Collected data entries:

★ ★ ★ ★

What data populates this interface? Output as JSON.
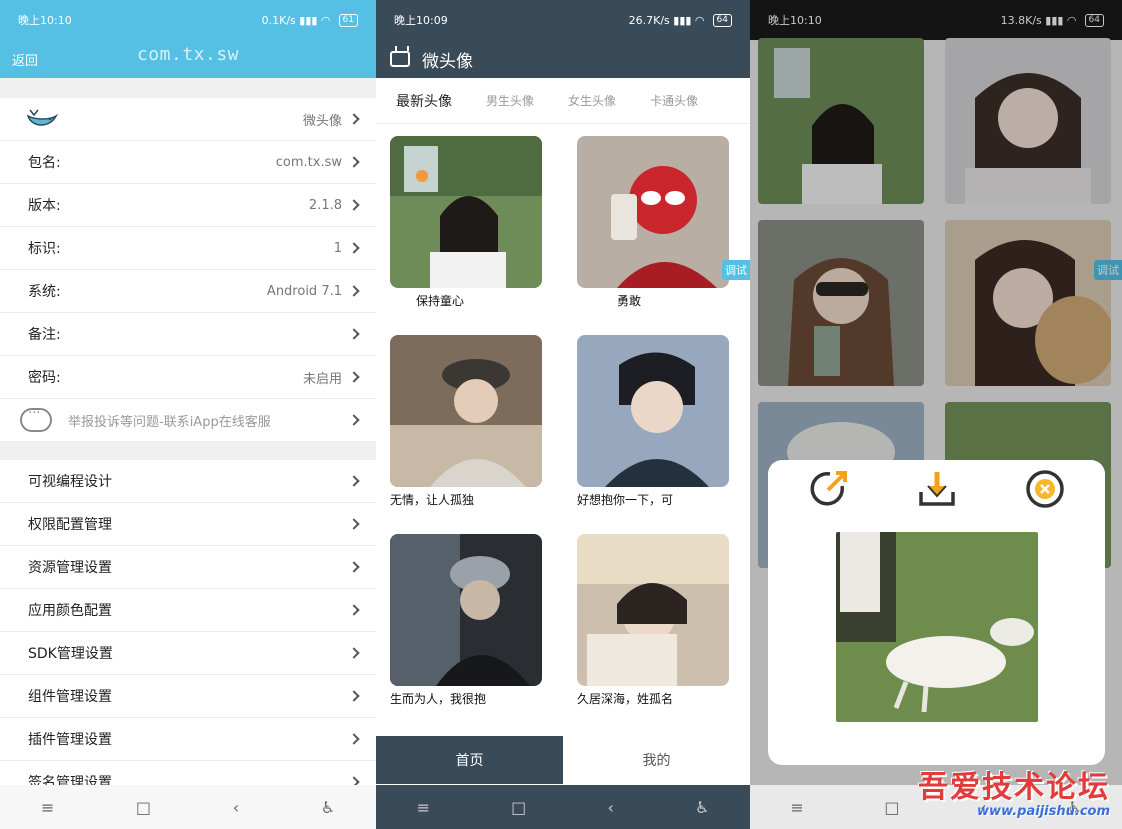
{
  "screen1": {
    "status": {
      "time": "晚上10:10",
      "net": "0.1K/s",
      "battery": "61"
    },
    "back_label": "返回",
    "title": "com.tx.sw",
    "rows": [
      {
        "label": "",
        "value": "微头像"
      },
      {
        "label": "包名:",
        "value": "com.tx.sw"
      },
      {
        "label": "版本:",
        "value": "2.1.8"
      },
      {
        "label": "标识:",
        "value": "1"
      },
      {
        "label": "系统:",
        "value": "Android 7.1"
      },
      {
        "label": "备注:",
        "value": ""
      },
      {
        "label": "密码:",
        "value": "未启用"
      },
      {
        "label": "举报投诉等问题-联系iApp在线客服",
        "value": ""
      }
    ],
    "settings": [
      "可视编程设计",
      "权限配置管理",
      "资源管理设置",
      "应用颜色配置",
      "SDK管理设置",
      "组件管理设置",
      "插件管理设置",
      "签名管理设置"
    ]
  },
  "screen2": {
    "status": {
      "time": "晚上10:09",
      "net": "26.7K/s",
      "battery": "64"
    },
    "title": "微头像",
    "tabs": [
      "最新头像",
      "男生头像",
      "女生头像",
      "卡通头像"
    ],
    "cards": [
      {
        "caption": "保持童心",
        "color": "#6f8f5a"
      },
      {
        "caption": "勇敢",
        "color": "#b5a79a"
      },
      {
        "caption": "无情，让人孤独",
        "color": "#8c7a66"
      },
      {
        "caption": "好想抱你一下，可",
        "color": "#8fa0b5"
      },
      {
        "caption": "生而为人，我很抱",
        "color": "#2b3036"
      },
      {
        "caption": "久居深海，姓孤名",
        "color": "#c9b8a6"
      }
    ],
    "debug_label": "调试",
    "bottom_tabs": {
      "home": "首页",
      "mine": "我的"
    }
  },
  "screen3": {
    "status": {
      "time": "晚上10:10",
      "net": "13.8K/s",
      "battery": "64"
    },
    "debug_label": "调试",
    "watermark": {
      "title": "吾爱技术论坛",
      "url": "www.paijishu.com"
    }
  }
}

★ ★ ★ ★

GOAL OF THE EXERCISE
Report only how many lines in the listing contain the string "color".

TASK RESULT
6